- **Problem details**
Gather all lines in the data that hold the string "attention".

- **Supplied information**
※

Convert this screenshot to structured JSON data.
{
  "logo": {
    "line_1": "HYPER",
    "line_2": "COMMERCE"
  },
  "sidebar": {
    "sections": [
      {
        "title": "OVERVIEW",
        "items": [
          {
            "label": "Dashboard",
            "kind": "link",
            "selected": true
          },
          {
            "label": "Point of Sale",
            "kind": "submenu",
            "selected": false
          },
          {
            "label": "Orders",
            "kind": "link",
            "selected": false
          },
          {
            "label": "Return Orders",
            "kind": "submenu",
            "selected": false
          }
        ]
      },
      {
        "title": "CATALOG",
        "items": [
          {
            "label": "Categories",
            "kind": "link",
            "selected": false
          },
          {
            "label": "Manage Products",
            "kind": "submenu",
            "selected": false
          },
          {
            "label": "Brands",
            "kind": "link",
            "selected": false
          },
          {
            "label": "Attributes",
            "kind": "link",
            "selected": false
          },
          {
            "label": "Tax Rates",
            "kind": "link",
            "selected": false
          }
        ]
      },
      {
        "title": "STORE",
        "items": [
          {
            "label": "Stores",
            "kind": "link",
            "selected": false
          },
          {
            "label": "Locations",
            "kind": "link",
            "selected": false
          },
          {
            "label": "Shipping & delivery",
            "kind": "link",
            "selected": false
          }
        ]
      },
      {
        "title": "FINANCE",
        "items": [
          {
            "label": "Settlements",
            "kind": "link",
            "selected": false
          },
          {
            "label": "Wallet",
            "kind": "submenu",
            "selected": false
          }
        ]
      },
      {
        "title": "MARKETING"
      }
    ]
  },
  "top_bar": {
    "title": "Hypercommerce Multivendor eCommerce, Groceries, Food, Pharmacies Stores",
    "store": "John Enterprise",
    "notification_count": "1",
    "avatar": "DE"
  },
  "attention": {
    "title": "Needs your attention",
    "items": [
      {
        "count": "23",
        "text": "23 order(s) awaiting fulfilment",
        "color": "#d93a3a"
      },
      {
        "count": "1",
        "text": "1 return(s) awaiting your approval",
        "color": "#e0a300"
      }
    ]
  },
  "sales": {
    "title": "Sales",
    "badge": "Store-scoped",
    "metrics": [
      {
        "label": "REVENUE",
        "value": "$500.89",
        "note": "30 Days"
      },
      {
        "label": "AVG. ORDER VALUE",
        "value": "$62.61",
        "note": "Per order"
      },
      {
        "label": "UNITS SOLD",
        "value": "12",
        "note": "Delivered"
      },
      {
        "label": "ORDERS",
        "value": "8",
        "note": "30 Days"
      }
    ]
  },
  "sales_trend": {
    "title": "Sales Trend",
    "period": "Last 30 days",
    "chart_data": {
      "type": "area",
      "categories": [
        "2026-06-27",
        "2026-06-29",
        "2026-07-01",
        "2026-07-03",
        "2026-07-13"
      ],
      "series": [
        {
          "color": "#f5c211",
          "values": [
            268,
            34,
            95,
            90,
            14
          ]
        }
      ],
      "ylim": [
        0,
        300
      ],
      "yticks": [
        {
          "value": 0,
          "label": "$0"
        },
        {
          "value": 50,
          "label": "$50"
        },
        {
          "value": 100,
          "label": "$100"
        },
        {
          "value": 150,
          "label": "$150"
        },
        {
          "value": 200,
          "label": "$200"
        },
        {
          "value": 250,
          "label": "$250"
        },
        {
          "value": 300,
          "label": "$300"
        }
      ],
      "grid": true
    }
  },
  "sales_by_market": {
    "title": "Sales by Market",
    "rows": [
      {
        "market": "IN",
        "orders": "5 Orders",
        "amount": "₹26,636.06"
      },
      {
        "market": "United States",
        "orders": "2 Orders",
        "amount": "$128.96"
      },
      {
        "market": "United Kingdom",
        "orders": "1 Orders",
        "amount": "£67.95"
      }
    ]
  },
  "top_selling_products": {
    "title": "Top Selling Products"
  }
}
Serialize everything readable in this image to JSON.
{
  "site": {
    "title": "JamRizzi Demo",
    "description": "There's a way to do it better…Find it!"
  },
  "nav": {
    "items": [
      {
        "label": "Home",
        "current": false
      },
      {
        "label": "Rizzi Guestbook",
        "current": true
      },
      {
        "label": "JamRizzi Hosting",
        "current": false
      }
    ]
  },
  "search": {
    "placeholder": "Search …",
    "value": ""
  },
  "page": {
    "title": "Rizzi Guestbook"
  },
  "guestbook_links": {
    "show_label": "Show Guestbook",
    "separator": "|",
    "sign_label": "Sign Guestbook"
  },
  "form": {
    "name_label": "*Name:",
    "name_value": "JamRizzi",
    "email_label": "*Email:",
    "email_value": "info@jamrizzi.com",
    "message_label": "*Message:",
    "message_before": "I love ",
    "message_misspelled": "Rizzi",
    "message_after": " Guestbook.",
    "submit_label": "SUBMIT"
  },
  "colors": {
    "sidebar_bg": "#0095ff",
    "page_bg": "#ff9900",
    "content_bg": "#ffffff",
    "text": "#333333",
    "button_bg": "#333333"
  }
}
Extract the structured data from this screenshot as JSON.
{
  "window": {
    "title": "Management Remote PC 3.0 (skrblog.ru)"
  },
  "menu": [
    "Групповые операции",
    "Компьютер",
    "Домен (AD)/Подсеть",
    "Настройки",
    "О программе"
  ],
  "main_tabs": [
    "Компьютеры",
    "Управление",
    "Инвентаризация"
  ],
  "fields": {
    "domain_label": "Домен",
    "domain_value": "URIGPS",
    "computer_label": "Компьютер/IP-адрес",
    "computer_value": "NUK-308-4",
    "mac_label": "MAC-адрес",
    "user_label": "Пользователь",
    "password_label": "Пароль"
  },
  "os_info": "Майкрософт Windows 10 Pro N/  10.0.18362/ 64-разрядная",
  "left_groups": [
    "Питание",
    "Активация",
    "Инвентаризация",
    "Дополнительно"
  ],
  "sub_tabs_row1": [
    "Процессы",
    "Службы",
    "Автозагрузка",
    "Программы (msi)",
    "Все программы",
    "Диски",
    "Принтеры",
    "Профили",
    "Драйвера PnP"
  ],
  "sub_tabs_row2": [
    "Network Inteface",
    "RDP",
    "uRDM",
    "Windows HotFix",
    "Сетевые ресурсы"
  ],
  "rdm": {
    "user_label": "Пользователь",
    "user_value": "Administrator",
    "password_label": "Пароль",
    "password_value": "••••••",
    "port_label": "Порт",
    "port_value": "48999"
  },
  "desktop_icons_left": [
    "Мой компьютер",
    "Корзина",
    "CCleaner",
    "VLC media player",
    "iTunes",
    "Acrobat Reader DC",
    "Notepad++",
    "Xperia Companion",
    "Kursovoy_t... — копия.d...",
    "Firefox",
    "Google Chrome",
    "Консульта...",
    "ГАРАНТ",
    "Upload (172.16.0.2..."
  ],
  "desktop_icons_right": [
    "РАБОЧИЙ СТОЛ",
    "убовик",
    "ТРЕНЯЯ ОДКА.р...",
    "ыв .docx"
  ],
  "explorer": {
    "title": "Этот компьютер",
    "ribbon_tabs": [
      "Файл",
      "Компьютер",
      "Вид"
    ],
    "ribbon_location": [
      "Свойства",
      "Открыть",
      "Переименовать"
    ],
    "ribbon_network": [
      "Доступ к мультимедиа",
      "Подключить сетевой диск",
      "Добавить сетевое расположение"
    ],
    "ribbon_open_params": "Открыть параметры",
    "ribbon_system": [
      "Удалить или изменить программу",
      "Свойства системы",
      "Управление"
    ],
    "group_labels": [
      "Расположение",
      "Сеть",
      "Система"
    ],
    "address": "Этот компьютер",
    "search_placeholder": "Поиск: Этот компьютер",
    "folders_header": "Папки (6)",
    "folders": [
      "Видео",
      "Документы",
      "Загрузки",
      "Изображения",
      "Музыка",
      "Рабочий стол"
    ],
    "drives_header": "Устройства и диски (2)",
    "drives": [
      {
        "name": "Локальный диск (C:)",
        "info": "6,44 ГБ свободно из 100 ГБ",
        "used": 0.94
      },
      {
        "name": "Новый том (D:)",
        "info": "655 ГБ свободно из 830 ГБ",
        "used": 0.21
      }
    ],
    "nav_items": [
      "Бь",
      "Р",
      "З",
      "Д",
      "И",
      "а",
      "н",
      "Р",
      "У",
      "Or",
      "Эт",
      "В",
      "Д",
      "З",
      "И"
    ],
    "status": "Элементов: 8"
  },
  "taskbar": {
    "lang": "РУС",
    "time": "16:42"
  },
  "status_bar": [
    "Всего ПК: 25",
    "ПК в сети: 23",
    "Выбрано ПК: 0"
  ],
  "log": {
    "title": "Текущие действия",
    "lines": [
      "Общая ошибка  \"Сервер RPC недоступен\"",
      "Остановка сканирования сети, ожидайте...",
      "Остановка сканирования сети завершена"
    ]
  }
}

※

- **Answer to the task**
  "attention": {
    "title": "Needs your attention",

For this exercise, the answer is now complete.